**Your objective**:
Extract each line containing the string "present".

[Records about charts and figures]

──────

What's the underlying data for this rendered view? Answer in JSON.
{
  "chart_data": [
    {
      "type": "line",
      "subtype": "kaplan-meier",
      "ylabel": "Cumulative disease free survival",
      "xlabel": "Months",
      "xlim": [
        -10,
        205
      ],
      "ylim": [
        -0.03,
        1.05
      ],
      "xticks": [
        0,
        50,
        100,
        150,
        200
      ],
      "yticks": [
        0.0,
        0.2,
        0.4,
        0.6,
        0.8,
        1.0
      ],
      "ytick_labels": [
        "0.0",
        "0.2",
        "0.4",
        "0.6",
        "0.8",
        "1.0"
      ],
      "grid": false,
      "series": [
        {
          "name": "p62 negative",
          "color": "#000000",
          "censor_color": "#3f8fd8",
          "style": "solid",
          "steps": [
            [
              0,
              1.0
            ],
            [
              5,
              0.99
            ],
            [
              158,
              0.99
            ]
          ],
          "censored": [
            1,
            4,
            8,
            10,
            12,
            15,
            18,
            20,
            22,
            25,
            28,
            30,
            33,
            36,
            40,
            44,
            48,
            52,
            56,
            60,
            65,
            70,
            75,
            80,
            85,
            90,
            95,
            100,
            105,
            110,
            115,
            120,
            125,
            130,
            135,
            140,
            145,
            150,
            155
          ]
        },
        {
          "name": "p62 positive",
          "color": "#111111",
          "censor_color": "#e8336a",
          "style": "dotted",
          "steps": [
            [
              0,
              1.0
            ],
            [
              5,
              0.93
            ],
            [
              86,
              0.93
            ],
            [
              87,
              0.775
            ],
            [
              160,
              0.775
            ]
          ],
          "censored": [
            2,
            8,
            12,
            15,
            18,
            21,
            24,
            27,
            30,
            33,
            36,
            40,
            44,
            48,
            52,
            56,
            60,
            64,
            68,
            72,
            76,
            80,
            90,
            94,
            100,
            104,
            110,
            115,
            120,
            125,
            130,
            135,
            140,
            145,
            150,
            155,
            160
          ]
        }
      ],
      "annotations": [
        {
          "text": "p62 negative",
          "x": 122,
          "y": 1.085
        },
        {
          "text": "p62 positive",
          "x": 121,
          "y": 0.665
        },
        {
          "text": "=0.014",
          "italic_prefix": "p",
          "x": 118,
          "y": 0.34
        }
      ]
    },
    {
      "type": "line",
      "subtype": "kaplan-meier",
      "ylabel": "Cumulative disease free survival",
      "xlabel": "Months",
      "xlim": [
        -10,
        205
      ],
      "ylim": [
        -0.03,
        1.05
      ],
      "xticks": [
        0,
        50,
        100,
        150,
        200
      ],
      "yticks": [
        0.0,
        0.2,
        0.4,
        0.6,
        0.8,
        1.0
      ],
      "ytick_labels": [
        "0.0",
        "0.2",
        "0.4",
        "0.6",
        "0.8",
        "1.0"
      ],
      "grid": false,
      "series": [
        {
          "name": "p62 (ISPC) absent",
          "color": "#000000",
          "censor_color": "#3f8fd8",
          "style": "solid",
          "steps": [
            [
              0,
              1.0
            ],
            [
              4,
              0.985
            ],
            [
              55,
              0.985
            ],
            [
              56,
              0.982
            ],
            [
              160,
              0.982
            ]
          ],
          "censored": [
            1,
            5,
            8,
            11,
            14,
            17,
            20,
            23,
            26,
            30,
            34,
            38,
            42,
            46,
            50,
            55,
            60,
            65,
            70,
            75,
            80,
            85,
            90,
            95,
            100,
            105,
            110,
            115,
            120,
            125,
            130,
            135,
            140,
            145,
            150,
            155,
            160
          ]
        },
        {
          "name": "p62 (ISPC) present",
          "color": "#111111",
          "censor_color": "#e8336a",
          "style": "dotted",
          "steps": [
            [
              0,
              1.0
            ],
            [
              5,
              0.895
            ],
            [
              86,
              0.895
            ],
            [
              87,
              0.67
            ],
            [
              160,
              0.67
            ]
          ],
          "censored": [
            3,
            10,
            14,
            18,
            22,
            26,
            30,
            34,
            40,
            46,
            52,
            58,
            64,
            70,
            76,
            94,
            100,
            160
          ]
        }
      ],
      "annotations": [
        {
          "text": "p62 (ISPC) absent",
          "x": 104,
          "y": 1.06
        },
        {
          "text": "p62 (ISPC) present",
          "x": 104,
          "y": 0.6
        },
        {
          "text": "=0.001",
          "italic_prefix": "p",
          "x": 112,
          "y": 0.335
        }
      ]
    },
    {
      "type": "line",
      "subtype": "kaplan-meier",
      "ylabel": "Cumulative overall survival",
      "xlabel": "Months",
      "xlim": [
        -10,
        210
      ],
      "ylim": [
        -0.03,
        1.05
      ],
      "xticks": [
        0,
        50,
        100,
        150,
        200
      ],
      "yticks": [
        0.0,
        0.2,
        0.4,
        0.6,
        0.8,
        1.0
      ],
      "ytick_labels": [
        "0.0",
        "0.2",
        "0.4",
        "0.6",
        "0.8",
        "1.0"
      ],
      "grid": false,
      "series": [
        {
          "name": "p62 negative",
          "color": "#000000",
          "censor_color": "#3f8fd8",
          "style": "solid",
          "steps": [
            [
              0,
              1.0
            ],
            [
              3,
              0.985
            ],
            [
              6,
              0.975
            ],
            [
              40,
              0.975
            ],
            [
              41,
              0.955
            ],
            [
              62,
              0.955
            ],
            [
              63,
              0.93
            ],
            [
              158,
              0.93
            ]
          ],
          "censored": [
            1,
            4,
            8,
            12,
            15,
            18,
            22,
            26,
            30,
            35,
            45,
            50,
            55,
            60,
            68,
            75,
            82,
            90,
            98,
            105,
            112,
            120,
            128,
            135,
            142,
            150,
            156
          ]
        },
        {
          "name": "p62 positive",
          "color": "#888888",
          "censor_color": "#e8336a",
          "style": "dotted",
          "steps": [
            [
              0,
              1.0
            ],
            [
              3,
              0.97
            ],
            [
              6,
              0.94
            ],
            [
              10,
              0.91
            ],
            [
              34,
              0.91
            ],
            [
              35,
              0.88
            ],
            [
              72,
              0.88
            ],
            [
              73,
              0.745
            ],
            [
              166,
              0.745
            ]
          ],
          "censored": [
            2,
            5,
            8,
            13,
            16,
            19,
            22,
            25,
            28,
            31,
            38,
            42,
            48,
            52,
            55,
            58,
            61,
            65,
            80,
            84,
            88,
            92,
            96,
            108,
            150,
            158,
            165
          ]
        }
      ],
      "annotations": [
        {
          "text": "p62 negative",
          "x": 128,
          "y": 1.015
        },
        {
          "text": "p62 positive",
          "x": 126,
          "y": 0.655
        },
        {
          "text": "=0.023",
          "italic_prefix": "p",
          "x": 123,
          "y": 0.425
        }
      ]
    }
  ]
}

──────

**Result below**:
          "name": "p62 (ISPC) present",
          "text": "p62 (ISPC) present",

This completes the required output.